Figure record listings:
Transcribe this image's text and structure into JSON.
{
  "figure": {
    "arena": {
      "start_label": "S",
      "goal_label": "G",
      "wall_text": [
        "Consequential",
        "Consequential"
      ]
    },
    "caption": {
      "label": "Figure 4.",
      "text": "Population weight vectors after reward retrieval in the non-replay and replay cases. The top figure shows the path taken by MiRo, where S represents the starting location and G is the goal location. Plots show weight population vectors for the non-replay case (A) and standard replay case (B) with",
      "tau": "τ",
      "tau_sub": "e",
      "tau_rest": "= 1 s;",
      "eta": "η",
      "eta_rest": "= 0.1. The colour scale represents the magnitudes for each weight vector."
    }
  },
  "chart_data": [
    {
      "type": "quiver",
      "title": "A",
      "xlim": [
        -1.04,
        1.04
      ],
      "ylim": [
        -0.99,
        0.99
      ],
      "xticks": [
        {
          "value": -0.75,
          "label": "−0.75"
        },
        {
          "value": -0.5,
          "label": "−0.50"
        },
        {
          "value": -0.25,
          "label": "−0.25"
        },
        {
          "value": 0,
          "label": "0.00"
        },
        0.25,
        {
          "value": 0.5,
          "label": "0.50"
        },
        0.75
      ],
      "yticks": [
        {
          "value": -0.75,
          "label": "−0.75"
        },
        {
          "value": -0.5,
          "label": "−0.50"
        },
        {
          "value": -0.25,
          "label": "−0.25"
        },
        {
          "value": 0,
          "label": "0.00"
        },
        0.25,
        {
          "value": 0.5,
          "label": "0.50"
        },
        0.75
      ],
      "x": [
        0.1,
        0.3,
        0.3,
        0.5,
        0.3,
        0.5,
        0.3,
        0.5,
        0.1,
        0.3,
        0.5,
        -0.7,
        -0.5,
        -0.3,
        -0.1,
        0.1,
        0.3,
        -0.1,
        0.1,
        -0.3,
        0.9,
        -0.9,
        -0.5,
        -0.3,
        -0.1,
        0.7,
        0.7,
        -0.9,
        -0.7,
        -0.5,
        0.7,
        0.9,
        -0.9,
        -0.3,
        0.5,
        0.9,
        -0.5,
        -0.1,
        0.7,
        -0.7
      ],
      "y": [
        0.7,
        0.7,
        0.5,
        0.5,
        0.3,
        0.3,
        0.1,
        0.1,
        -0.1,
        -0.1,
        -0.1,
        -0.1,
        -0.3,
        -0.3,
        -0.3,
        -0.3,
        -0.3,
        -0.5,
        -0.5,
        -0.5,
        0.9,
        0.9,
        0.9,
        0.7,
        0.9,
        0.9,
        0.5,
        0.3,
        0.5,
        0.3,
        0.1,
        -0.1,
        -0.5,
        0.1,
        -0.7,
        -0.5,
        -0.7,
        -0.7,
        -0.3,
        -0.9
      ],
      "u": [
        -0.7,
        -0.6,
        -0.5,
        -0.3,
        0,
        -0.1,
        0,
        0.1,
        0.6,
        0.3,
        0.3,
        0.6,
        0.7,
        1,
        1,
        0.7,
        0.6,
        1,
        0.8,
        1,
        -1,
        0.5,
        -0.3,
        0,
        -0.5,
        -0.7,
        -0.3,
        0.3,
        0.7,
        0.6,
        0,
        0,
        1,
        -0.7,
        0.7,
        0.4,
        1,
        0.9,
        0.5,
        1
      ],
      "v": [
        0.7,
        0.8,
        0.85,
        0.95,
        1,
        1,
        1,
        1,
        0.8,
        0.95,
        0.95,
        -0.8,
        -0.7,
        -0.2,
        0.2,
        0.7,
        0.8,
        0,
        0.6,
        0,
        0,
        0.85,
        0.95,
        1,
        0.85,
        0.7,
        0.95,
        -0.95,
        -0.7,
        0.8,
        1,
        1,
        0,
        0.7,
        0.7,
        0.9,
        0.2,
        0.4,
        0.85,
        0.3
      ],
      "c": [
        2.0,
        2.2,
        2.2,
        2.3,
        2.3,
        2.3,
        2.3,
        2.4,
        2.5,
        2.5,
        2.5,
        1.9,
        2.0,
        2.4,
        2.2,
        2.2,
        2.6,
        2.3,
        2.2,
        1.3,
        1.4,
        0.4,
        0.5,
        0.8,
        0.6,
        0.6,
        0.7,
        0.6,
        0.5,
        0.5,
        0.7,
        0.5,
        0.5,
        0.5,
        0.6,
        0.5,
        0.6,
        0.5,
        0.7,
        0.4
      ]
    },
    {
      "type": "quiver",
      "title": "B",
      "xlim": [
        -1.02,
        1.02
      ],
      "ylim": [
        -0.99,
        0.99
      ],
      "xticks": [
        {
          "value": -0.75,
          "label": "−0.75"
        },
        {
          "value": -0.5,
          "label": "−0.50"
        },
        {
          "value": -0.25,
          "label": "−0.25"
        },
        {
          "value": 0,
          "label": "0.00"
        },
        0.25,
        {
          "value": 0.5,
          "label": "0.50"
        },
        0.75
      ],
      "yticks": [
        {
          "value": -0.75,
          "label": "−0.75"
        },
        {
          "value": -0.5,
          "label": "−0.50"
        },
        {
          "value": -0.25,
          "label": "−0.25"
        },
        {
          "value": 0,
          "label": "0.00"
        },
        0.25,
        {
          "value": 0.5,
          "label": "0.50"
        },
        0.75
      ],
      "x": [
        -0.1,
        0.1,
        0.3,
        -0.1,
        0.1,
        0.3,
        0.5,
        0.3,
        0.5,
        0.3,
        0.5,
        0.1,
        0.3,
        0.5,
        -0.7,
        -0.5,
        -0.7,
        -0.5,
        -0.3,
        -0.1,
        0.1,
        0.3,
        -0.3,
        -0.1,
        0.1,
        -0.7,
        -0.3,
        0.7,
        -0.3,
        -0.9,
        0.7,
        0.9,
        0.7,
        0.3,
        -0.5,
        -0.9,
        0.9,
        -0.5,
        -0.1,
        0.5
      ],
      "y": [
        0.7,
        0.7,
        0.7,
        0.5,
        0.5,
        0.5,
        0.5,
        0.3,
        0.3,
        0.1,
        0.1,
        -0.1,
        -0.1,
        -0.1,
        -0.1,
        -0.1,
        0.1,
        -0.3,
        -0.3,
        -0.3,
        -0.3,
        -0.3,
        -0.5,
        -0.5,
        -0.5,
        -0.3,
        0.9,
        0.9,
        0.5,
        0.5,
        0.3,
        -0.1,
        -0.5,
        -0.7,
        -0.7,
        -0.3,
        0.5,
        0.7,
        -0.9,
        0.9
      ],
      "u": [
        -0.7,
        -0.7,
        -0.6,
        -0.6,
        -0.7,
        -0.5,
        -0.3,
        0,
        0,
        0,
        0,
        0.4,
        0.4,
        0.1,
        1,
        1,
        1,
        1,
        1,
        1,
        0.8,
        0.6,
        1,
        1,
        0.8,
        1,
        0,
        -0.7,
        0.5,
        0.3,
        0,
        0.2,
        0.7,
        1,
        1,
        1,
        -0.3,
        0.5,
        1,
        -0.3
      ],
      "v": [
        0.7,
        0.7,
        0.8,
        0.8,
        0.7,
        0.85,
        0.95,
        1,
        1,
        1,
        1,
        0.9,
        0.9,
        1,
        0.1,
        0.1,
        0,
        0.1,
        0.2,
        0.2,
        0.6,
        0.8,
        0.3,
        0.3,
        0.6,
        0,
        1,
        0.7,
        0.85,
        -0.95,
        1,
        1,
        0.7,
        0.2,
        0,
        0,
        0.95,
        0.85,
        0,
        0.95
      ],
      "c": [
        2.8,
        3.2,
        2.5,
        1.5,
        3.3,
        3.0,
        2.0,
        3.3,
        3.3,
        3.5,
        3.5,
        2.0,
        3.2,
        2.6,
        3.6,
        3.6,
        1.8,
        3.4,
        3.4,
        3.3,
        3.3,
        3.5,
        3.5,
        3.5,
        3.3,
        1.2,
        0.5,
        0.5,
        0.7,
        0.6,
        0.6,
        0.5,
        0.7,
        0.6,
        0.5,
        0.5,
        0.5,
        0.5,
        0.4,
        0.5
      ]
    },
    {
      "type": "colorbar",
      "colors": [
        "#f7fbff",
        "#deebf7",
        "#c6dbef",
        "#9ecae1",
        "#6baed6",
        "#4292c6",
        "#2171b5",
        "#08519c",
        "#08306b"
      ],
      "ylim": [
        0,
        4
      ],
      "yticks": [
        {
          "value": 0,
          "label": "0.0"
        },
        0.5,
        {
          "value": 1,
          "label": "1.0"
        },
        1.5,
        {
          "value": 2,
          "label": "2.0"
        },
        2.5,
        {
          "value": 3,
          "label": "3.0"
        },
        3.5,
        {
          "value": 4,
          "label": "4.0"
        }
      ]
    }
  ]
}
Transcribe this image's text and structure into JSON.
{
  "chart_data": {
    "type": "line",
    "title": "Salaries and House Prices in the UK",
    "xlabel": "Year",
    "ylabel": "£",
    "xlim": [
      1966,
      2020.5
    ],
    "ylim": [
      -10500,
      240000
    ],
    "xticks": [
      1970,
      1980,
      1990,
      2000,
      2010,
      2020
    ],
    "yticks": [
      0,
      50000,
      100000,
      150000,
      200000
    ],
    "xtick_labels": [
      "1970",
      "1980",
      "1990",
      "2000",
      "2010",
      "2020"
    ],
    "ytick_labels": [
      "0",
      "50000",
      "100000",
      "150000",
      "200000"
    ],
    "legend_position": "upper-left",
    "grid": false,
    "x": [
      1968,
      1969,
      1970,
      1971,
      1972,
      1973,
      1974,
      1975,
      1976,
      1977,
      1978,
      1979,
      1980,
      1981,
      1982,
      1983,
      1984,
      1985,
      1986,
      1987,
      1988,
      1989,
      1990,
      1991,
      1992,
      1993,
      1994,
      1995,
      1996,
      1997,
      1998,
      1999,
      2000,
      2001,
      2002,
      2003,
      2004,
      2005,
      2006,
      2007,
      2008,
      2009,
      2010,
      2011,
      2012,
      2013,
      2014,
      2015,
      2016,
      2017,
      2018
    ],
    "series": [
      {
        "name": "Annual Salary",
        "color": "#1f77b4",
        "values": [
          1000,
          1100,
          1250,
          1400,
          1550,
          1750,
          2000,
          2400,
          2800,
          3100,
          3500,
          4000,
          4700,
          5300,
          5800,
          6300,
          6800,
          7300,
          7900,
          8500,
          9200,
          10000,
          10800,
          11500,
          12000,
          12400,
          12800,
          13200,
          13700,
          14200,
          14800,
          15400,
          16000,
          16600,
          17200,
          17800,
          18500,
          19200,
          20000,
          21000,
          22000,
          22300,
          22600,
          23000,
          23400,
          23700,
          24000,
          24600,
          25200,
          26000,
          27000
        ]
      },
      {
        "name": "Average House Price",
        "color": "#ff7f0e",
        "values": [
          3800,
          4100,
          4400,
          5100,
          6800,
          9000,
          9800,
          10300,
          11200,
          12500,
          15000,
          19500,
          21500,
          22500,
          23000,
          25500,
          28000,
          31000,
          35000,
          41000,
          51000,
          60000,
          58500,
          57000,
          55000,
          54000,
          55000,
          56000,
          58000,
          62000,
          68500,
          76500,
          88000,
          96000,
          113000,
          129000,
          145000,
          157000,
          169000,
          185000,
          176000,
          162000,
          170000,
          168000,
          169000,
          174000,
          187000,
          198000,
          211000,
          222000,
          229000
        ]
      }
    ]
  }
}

▶ Task description:
Extract every line containing the string "title" from the data above.

▶ Result of the task:
      "title": "A",
      "title": "B",
    "title": "Salaries and House Prices in the UK",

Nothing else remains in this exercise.